# INSTRUCTIONS TO FOLLOW:
Some lines in the listing below may include the string "correlation". How many are there? Give only the number.

--- Start of EXERCISE MATERIALS ---

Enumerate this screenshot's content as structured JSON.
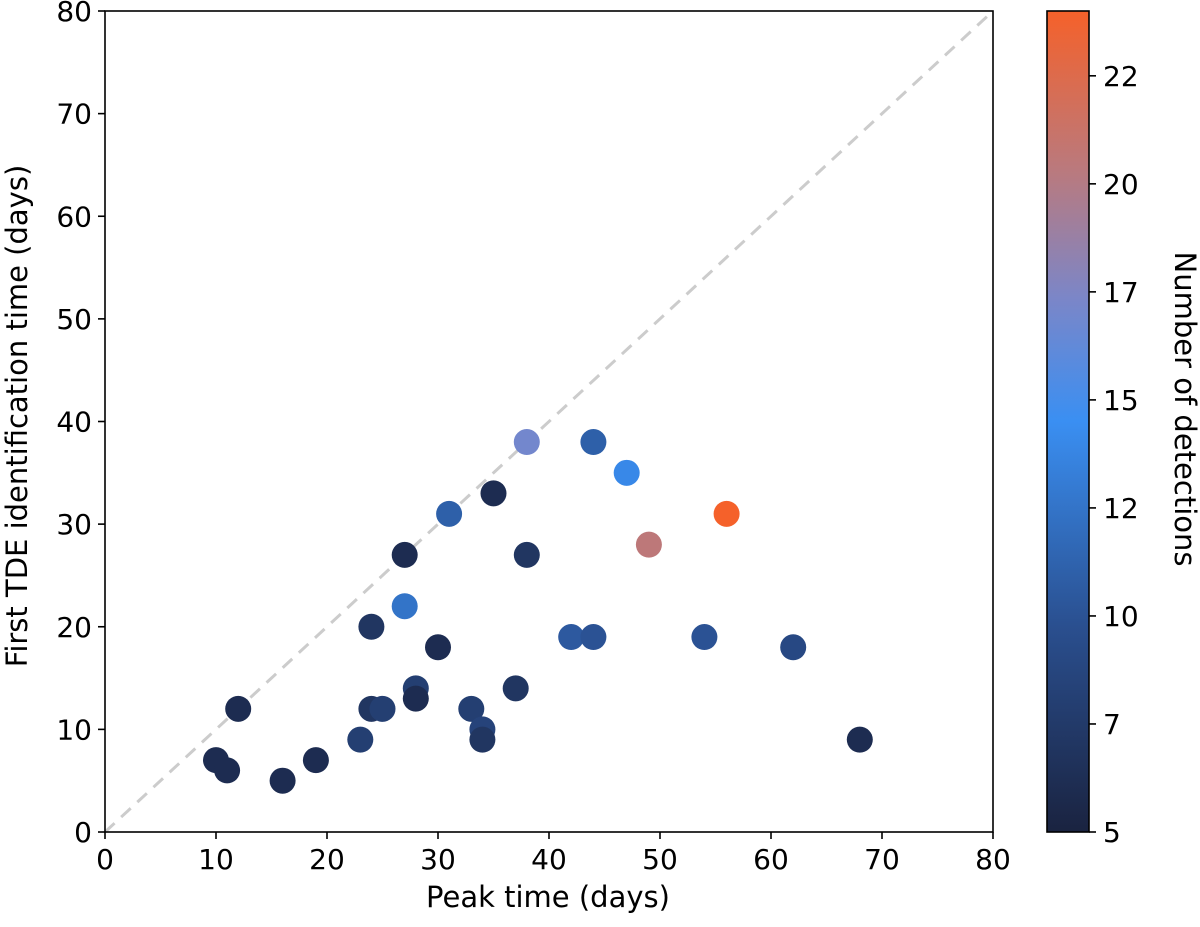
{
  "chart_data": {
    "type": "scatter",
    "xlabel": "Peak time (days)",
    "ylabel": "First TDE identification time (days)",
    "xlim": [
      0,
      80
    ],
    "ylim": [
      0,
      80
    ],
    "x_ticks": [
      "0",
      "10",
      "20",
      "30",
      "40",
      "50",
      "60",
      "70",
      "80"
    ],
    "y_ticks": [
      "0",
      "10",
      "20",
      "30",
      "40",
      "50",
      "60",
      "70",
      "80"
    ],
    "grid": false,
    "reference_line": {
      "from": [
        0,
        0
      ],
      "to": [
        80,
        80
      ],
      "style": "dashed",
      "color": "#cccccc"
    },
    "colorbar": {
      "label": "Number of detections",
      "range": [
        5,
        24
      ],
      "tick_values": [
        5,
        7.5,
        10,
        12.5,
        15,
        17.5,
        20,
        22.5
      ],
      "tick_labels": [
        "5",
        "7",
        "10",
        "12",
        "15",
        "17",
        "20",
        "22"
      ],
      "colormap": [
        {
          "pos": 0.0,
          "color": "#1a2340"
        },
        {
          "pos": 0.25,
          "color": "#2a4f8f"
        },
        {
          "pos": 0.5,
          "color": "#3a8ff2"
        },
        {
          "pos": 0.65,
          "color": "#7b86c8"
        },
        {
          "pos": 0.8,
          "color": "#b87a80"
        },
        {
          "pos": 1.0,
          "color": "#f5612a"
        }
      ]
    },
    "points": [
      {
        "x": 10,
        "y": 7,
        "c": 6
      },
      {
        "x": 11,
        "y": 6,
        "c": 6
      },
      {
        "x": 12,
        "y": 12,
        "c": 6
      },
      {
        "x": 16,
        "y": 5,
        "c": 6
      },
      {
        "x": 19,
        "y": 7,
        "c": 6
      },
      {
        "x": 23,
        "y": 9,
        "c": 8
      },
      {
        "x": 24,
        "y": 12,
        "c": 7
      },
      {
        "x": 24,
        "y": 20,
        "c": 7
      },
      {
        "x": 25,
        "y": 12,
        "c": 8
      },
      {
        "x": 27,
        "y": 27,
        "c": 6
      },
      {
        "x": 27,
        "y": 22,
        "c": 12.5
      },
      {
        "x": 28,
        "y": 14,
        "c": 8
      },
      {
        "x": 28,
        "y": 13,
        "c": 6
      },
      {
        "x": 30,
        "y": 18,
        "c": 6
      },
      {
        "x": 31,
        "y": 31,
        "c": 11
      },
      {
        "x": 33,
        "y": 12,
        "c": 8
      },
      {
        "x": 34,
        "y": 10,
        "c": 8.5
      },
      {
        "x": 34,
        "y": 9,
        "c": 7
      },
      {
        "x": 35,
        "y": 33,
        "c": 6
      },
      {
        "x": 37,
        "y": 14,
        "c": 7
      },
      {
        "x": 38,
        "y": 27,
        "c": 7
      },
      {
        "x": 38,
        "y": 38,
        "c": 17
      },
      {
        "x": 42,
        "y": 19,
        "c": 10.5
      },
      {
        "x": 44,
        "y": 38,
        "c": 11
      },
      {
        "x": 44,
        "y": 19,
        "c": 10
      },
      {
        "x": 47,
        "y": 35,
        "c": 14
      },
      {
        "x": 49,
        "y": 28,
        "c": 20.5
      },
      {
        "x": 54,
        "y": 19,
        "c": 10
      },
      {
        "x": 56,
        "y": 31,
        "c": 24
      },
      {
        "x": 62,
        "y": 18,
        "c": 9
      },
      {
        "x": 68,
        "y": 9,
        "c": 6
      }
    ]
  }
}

--- End of EXERCISE MATERIALS ---
--- Start of EXERCISE MATERIALS ---

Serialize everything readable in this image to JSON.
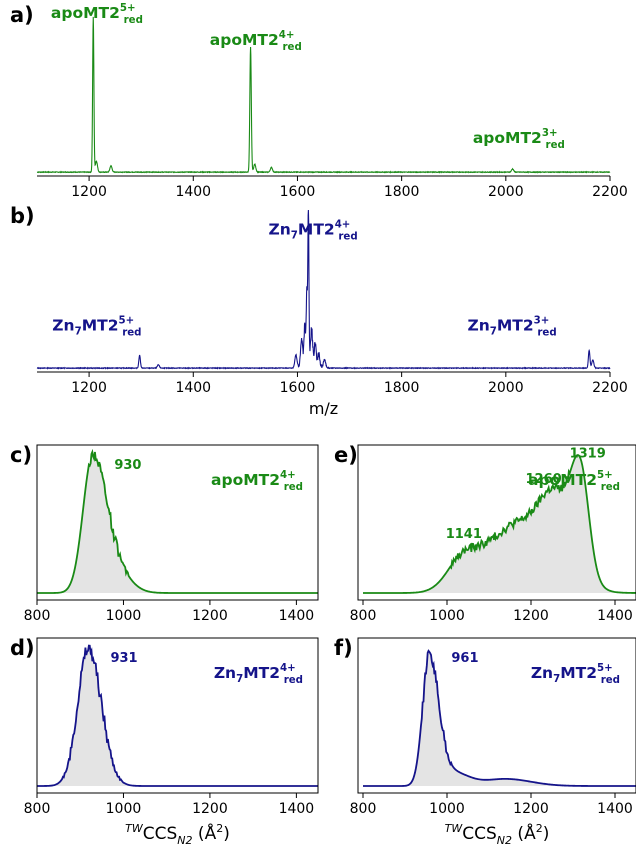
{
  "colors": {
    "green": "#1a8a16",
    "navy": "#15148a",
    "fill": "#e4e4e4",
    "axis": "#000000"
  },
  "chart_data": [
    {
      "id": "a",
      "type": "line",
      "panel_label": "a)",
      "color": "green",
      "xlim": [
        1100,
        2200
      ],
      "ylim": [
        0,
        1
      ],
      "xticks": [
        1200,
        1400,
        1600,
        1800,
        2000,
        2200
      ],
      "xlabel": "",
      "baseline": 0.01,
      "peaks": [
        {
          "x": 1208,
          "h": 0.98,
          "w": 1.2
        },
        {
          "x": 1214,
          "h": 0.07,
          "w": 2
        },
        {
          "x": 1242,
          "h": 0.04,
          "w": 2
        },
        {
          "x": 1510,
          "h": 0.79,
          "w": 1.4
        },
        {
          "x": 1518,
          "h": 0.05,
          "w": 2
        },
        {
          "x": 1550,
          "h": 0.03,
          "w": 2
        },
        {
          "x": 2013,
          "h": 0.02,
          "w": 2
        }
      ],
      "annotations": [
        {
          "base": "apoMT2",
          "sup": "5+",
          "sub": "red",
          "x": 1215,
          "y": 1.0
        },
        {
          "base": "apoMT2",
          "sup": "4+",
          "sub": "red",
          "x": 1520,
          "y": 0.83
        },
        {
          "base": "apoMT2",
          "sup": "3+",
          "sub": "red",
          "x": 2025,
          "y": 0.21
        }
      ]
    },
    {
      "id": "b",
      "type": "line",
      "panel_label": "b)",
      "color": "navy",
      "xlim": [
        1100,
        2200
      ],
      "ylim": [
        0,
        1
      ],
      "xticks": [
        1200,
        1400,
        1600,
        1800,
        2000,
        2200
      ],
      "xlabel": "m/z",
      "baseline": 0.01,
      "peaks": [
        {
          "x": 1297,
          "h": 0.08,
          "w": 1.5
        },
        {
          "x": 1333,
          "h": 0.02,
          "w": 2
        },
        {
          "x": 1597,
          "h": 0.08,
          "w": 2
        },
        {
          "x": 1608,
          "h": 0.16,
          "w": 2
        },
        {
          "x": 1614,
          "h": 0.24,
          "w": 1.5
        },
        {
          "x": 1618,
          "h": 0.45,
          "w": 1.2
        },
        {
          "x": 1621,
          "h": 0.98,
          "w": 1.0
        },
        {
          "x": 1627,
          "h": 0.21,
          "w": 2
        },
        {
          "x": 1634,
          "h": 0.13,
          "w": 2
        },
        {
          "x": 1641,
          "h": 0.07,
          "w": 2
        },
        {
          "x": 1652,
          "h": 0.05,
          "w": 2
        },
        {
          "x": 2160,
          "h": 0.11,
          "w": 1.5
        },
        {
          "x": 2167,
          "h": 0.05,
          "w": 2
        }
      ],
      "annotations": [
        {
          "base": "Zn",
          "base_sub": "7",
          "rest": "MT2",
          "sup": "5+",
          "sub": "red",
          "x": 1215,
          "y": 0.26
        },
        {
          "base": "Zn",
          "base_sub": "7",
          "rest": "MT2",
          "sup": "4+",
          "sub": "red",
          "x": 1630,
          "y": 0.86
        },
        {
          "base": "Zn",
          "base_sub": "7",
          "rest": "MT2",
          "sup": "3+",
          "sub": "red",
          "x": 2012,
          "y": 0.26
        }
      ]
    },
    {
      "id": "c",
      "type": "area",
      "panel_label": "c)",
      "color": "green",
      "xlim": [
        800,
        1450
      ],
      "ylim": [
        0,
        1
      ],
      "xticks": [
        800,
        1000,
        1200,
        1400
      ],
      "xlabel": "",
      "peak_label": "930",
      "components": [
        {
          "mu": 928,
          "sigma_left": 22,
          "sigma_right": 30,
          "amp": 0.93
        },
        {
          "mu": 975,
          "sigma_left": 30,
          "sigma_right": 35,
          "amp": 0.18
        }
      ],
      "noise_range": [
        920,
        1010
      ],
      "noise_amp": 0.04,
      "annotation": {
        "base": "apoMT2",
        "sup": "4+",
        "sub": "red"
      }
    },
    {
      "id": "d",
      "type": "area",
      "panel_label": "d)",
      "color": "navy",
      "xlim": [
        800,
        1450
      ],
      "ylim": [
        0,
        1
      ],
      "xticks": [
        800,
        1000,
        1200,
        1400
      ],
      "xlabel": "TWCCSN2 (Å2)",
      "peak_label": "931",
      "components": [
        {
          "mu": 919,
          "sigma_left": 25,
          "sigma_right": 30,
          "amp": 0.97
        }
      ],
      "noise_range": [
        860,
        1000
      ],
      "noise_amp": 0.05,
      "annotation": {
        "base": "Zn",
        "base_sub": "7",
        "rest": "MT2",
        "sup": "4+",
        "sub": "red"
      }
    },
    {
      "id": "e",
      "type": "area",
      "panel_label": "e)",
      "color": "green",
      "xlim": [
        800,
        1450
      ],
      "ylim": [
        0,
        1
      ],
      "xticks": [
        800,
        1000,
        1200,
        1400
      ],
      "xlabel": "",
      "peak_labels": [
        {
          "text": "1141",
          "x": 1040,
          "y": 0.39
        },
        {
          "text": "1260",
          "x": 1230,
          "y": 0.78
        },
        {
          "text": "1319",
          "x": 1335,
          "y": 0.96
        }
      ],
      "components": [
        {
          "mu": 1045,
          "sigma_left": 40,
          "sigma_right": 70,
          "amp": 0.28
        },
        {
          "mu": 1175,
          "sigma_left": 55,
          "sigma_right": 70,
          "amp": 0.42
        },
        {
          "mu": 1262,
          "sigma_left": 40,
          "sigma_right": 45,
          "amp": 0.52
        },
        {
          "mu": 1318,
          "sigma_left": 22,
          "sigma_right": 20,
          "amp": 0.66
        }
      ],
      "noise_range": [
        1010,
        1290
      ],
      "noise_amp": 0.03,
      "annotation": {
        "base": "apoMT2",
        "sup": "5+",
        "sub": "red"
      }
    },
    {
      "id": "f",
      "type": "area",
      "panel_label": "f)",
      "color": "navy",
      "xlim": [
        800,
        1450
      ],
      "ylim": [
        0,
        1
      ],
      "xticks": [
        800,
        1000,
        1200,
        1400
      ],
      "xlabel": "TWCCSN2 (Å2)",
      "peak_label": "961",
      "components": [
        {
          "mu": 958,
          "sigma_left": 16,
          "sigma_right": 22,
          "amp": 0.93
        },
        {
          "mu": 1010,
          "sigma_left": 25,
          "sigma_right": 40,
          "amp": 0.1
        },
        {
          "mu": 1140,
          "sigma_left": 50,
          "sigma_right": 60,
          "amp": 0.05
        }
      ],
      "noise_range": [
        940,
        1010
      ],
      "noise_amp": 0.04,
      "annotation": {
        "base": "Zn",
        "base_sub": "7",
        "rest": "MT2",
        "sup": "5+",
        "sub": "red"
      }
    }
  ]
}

--- End of EXERCISE MATERIALS ---
--- Start of EXERCISE MATERIALS ---

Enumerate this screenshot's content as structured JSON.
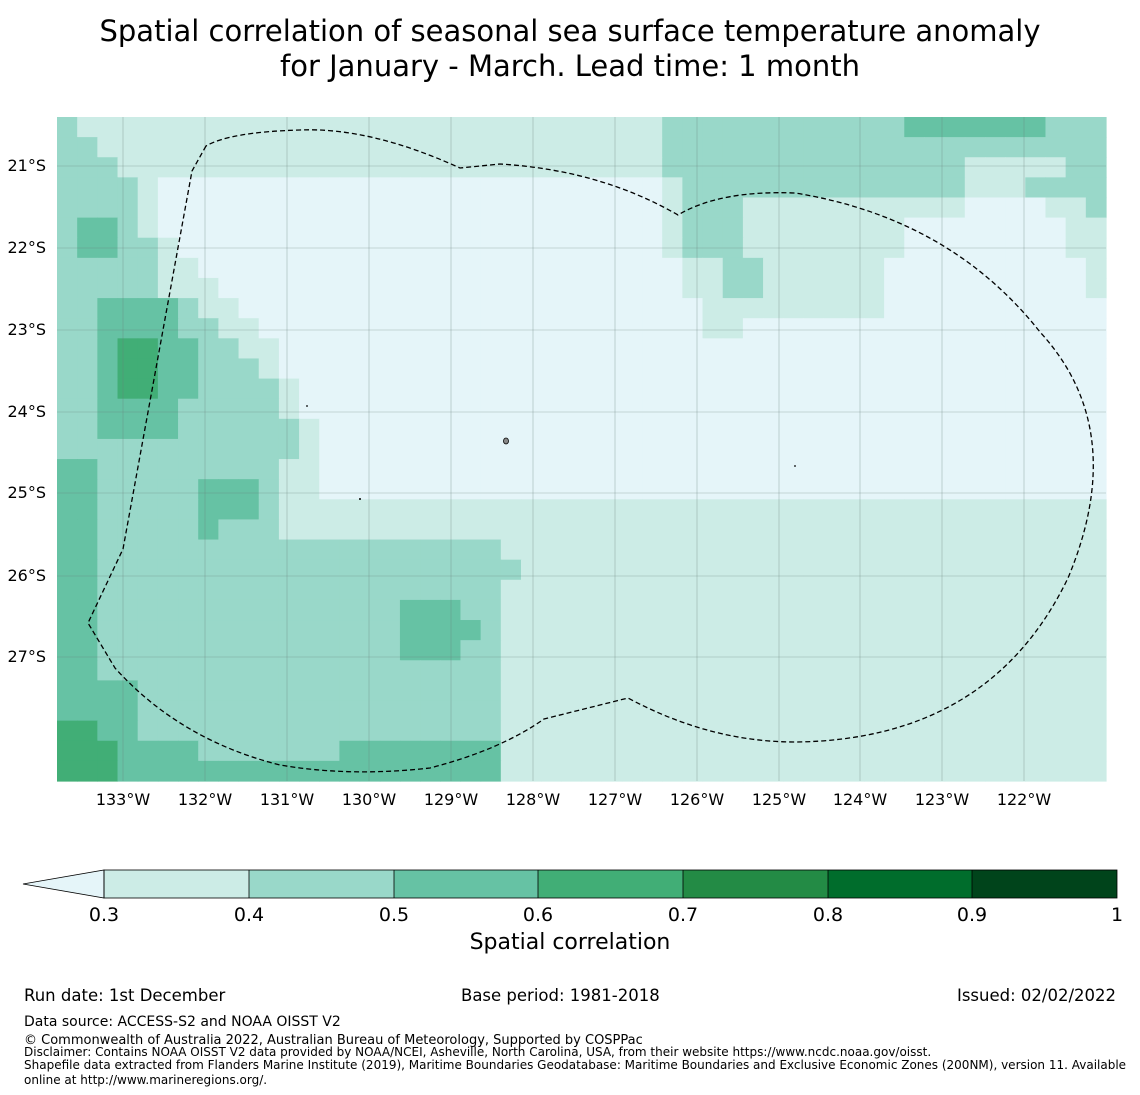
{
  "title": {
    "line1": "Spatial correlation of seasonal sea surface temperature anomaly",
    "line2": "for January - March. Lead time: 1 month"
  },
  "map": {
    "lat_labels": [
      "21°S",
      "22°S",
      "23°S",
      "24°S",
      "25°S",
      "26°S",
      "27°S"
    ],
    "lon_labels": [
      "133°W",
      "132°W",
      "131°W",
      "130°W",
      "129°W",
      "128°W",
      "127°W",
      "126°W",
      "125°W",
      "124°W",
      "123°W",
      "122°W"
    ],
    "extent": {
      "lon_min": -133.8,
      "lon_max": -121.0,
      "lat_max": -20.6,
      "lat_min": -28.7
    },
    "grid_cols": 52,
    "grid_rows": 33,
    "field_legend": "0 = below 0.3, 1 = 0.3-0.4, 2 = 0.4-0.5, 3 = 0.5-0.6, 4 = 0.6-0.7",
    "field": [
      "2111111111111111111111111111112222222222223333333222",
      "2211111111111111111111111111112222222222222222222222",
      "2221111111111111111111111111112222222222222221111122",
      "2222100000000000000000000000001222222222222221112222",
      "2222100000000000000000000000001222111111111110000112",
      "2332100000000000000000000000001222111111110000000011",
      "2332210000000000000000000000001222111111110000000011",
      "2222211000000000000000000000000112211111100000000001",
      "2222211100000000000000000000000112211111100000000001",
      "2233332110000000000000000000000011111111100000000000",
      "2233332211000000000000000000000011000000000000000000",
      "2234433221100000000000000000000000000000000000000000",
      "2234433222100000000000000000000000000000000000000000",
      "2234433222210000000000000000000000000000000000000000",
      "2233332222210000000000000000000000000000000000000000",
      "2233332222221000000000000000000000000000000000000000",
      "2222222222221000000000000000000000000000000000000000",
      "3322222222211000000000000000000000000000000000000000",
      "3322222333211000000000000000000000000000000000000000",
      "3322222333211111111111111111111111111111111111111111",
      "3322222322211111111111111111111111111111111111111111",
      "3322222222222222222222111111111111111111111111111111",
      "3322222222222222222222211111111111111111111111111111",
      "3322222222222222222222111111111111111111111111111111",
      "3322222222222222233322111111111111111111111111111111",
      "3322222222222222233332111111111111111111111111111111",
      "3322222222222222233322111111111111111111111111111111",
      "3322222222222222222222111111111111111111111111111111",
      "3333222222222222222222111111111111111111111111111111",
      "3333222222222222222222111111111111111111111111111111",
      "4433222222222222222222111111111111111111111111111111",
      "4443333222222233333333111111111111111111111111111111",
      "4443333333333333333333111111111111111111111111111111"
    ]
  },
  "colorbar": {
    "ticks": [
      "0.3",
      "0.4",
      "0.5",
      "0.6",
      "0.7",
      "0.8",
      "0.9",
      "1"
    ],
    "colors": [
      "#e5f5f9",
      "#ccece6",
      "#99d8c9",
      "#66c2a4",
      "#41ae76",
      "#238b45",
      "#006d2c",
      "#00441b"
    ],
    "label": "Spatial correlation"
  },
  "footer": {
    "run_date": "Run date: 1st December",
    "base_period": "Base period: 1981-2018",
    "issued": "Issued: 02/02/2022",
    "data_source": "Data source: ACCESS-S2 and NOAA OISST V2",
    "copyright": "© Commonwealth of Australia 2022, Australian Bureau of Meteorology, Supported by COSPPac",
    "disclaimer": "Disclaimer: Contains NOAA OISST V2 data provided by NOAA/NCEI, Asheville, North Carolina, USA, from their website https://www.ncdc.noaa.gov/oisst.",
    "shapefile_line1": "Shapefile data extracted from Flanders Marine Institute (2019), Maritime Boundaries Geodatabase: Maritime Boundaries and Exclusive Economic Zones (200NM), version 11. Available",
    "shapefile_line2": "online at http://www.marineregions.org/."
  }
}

--- End of EXERCISE MATERIALS ---

# TASK OUTPUT:
2